> **GIVEN PROBLEM**
Find every line with the string "کلاهـدوز" in it, count them, and reply with that count only.
:: SOURCE RECORDS ::
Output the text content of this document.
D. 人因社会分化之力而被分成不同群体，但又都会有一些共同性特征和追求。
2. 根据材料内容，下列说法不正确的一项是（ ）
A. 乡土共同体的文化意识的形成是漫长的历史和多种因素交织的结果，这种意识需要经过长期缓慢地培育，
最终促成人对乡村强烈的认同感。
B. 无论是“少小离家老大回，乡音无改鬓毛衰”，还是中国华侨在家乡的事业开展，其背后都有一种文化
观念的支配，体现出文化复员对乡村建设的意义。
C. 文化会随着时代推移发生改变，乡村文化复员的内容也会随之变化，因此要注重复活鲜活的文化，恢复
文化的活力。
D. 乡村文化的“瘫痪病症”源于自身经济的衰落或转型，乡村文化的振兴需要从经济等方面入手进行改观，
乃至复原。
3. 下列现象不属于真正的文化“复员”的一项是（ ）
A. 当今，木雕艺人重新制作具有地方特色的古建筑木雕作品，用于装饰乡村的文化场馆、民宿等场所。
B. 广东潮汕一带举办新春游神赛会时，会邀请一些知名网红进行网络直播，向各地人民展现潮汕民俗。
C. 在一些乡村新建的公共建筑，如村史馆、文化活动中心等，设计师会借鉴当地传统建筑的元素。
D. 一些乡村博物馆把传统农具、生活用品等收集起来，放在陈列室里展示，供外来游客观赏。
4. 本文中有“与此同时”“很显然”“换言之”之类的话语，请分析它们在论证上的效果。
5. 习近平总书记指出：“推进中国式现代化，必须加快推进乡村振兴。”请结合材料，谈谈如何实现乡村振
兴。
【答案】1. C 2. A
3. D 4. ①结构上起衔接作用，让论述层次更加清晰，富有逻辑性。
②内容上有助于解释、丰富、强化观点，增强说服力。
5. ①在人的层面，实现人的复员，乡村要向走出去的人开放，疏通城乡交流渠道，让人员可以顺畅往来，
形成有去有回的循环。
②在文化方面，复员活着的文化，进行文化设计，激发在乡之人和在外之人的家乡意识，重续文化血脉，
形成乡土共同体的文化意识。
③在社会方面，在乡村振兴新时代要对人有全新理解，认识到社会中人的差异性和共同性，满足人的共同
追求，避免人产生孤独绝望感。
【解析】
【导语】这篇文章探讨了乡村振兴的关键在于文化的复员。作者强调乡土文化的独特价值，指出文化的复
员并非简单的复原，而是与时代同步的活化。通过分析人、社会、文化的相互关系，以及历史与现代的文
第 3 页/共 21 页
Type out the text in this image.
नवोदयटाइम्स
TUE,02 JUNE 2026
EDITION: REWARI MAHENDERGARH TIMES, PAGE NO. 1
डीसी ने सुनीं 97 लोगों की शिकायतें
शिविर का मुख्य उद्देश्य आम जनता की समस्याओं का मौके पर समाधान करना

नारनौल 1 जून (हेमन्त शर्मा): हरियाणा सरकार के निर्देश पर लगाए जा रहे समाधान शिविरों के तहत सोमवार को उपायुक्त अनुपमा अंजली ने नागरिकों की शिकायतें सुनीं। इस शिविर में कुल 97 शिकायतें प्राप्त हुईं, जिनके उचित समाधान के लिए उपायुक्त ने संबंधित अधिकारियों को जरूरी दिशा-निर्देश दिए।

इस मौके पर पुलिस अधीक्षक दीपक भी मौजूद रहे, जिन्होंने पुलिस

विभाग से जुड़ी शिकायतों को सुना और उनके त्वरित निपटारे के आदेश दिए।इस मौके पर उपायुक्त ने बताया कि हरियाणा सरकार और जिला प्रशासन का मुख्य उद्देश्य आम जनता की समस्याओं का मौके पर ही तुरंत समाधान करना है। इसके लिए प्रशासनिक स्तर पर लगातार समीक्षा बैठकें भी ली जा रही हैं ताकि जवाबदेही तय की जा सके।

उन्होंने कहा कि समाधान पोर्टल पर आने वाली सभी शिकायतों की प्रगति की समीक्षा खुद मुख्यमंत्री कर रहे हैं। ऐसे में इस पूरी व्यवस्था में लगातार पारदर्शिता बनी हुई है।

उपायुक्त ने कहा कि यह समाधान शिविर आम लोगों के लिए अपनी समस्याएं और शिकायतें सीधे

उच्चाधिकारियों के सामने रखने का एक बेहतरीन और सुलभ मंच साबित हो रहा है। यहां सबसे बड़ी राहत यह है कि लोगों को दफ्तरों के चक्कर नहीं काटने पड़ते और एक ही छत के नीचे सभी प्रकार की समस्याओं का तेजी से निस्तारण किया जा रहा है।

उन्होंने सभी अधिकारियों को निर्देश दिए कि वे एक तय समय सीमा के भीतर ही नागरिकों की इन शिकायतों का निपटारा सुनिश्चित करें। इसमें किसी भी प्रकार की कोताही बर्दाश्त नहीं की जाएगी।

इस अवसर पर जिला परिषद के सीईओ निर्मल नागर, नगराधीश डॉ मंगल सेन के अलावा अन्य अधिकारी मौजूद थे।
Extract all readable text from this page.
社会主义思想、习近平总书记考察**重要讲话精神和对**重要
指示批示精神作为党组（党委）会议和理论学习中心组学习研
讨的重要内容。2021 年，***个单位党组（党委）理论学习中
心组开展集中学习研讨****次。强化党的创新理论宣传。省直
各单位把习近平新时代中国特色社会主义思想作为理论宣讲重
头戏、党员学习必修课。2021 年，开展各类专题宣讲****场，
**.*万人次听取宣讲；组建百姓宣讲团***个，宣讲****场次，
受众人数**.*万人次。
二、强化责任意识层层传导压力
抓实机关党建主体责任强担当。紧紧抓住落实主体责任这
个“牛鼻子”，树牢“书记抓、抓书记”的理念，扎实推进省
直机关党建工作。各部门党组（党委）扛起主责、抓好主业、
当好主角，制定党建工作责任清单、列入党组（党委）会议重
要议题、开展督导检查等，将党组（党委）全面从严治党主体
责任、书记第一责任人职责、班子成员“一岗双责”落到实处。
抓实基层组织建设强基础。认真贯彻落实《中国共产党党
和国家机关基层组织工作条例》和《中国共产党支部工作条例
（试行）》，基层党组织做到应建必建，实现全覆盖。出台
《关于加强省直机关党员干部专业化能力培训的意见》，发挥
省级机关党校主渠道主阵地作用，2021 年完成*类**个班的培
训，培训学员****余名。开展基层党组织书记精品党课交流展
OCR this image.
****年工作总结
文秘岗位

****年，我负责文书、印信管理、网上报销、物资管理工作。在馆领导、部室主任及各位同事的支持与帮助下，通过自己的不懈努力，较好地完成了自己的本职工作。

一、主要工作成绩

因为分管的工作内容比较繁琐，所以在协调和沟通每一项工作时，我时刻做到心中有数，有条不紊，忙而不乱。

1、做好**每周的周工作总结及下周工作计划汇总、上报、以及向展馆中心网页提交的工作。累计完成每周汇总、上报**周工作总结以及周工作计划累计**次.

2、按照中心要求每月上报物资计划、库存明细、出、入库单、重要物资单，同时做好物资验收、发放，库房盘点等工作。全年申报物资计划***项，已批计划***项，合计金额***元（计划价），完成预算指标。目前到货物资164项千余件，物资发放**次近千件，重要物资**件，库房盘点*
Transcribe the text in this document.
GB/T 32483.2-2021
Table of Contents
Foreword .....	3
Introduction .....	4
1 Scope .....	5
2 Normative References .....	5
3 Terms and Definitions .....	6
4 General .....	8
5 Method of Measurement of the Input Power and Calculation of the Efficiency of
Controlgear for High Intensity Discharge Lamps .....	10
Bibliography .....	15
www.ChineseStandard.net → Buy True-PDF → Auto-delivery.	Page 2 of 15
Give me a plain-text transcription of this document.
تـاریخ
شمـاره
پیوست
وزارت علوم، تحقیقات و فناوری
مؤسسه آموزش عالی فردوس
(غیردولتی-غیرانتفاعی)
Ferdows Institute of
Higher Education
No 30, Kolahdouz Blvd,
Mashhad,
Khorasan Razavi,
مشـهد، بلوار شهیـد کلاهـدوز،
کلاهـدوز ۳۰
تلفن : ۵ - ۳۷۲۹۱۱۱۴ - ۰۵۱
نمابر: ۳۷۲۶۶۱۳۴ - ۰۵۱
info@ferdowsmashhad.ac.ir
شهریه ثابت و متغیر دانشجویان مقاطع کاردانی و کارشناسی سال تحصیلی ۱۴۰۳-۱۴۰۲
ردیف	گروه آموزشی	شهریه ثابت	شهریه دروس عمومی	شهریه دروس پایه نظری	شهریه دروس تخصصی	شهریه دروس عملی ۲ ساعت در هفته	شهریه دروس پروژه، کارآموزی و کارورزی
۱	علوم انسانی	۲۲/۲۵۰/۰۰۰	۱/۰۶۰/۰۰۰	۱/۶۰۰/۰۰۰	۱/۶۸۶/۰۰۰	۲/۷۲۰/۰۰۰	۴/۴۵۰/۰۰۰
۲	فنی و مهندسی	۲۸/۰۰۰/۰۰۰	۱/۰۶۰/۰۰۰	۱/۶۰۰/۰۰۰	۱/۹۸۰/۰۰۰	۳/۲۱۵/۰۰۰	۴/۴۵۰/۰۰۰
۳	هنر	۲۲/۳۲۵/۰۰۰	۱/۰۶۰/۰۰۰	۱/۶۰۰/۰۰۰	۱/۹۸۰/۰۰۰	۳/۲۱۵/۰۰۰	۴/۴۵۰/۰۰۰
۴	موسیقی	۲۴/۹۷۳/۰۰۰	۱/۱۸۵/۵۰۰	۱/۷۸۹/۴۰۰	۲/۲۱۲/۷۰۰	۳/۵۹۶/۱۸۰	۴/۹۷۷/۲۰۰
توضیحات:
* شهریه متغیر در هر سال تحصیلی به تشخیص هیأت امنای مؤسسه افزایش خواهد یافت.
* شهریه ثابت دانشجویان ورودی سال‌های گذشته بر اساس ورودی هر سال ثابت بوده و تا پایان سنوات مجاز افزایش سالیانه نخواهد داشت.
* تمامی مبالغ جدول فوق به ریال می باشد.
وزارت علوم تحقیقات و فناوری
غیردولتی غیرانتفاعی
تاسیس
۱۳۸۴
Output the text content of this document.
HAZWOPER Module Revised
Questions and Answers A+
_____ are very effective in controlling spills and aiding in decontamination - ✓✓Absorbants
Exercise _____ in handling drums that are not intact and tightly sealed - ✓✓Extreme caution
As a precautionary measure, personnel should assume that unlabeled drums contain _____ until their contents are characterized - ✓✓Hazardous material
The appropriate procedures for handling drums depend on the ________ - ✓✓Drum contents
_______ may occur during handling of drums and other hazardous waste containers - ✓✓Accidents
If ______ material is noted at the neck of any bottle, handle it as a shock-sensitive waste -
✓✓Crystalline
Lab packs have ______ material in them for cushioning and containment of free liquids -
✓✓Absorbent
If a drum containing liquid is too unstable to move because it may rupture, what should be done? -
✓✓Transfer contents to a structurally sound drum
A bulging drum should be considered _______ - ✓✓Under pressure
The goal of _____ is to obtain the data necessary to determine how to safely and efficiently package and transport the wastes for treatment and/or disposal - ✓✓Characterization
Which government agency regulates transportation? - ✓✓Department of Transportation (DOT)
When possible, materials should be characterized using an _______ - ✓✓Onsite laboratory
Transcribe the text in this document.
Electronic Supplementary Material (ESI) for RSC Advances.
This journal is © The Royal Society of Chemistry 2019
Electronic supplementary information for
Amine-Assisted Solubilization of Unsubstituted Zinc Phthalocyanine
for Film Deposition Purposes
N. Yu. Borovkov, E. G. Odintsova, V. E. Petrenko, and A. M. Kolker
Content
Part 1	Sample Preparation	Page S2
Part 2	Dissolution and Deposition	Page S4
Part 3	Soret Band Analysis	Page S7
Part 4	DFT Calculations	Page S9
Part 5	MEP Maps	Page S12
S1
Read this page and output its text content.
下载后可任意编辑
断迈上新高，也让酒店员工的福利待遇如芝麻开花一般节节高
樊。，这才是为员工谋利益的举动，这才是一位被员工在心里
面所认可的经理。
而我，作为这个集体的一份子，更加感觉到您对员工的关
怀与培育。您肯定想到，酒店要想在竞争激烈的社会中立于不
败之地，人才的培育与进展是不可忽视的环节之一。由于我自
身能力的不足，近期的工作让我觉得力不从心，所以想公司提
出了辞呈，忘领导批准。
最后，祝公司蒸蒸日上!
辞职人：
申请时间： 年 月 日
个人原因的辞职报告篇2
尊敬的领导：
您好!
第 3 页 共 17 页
:::
> **ANSWER TO THIS PROBLEM**
2